** Start of Data listing **

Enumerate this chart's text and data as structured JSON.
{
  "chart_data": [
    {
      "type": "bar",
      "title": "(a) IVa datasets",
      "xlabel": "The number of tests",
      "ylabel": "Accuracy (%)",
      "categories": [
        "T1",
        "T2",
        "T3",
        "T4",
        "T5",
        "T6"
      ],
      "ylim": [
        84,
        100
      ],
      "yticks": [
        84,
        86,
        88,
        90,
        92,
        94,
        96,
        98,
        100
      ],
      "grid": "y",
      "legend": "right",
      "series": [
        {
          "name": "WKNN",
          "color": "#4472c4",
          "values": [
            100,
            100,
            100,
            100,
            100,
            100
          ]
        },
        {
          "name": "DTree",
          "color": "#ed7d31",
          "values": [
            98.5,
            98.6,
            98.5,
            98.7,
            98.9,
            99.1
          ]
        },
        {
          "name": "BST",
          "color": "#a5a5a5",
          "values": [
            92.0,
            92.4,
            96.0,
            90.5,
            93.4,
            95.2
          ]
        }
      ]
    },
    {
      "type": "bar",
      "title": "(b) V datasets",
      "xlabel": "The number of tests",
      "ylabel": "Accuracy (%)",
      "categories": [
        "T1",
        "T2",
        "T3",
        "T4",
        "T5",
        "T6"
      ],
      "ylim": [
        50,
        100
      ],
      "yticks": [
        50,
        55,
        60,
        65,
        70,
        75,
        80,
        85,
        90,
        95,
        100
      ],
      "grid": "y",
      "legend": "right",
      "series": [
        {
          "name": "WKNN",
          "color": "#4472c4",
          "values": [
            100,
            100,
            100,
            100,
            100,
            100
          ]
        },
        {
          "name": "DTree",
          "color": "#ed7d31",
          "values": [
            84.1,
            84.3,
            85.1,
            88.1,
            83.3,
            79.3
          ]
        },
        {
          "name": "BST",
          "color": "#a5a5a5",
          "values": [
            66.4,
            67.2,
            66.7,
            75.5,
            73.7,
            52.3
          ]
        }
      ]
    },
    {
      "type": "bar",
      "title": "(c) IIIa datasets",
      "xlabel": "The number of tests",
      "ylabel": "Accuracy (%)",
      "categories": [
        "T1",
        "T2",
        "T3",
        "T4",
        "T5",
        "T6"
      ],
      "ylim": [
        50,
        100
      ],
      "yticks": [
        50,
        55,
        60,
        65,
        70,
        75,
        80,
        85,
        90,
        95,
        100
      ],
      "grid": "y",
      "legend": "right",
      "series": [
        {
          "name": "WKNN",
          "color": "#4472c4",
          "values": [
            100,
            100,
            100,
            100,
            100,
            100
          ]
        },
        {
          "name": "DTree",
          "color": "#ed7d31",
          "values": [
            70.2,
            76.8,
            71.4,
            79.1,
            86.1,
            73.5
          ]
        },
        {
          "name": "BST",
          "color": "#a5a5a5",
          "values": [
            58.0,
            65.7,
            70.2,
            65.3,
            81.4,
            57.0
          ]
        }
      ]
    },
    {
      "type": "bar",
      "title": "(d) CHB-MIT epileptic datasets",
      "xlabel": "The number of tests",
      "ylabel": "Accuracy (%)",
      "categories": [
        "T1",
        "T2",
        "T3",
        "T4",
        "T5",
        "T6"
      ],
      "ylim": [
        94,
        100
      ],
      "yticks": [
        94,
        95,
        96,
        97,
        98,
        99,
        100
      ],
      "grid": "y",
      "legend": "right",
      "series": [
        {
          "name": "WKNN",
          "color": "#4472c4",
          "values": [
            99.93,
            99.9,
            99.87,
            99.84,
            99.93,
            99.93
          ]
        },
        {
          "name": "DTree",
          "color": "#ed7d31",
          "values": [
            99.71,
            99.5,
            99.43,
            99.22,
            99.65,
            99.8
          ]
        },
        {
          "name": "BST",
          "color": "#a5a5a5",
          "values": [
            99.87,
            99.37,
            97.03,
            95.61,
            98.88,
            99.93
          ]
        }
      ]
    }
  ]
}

** End of Data listing **

## Aim
Reproduce each record exactly, leaving nothing out.

## Exercise solution
Enumerate this chart's text and data as structured JSON.
{
  "chart_data": [
    {
      "type": "bar",
      "title": "(a) IVa datasets",
      "xlabel": "The number of tests",
      "ylabel": "Accuracy (%)",
      "categories": [
        "T1",
        "T2",
        "T3",
        "T4",
        "T5",
        "T6"
      ],
      "ylim": [
        84,
        100
      ],
      "yticks": [
        84,
        86,
        88,
        90,
        92,
        94,
        96,
        98,
        100
      ],
      "grid": "y",
      "legend": "right",
      "series": [
        {
          "name": "WKNN",
          "color": "#4472c4",
          "values": [
            100,
            100,
            100,
            100,
            100,
            100
          ]
        },
        {
          "name": "DTree",
          "color": "#ed7d31",
          "values": [
            98.5,
            98.6,
            98.5,
            98.7,
            98.9,
            99.1
          ]
        },
        {
          "name": "BST",
          "color": "#a5a5a5",
          "values": [
            92.0,
            92.4,
            96.0,
            90.5,
            93.4,
            95.2
          ]
        }
      ]
    },
    {
      "type": "bar",
      "title": "(b) V datasets",
      "xlabel": "The number of tests",
      "ylabel": "Accuracy (%)",
      "categories": [
        "T1",
        "T2",
        "T3",
        "T4",
        "T5",
        "T6"
      ],
      "ylim": [
        50,
        100
      ],
      "yticks": [
        50,
        55,
        60,
        65,
        70,
        75,
        80,
        85,
        90,
        95,
        100
      ],
      "grid": "y",
      "legend": "right",
      "series": [
        {
          "name": "WKNN",
          "color": "#4472c4",
          "values": [
            100,
            100,
            100,
            100,
            100,
            100
          ]
        },
        {
          "name": "DTree",
          "color": "#ed7d31",
          "values": [
            84.1,
            84.3,
            85.1,
            88.1,
            83.3,
            79.3
          ]
        },
        {
          "name": "BST",
          "color": "#a5a5a5",
          "values": [
            66.4,
            67.2,
            66.7,
            75.5,
            73.7,
            52.3
          ]
        }
      ]
    },
    {
      "type": "bar",
      "title": "(c) IIIa datasets",
      "xlabel": "The number of tests",
      "ylabel": "Accuracy (%)",
      "categories": [
        "T1",
        "T2",
        "T3",
        "T4",
        "T5",
        "T6"
      ],
      "ylim": [
        50,
        100
      ],
      "yticks": [
        50,
        55,
        60,
        65,
        70,
        75,
        80,
        85,
        90,
        95,
        100
      ],
      "grid": "y",
      "legend": "right",
      "series": [
        {
          "name": "WKNN",
          "color": "#4472c4",
          "values": [
            100,
            100,
            100,
            100,
            100,
            100
          ]
        },
        {
          "name": "DTree",
          "color": "#ed7d31",
          "values": [
            70.2,
            76.8,
            71.4,
            79.1,
            86.1,
            73.5
          ]
        },
        {
          "name": "BST",
          "color": "#a5a5a5",
          "values": [
            58.0,
            65.7,
            70.2,
            65.3,
            81.4,
            57.0
          ]
        }
      ]
    },
    {
      "type": "bar",
      "title": "(d) CHB-MIT epileptic datasets",
      "xlabel": "The number of tests",
      "ylabel": "Accuracy (%)",
      "categories": [
        "T1",
        "T2",
        "T3",
        "T4",
        "T5",
        "T6"
      ],
      "ylim": [
        94,
        100
      ],
      "yticks": [
        94,
        95,
        96,
        97,
        98,
        99,
        100
      ],
      "grid": "y",
      "legend": "right",
      "series": [
        {
          "name": "WKNN",
          "color": "#4472c4",
          "values": [
            99.93,
            99.9,
            99.87,
            99.84,
            99.93,
            99.93
          ]
        },
        {
          "name": "DTree",
          "color": "#ed7d31",
          "values": [
            99.71,
            99.5,
            99.43,
            99.22,
            99.65,
            99.8
          ]
        },
        {
          "name": "BST",
          "color": "#a5a5a5",
          "values": [
            99.87,
            99.37,
            97.03,
            95.61,
            98.88,
            99.93
          ]
        }
      ]
    }
  ]
}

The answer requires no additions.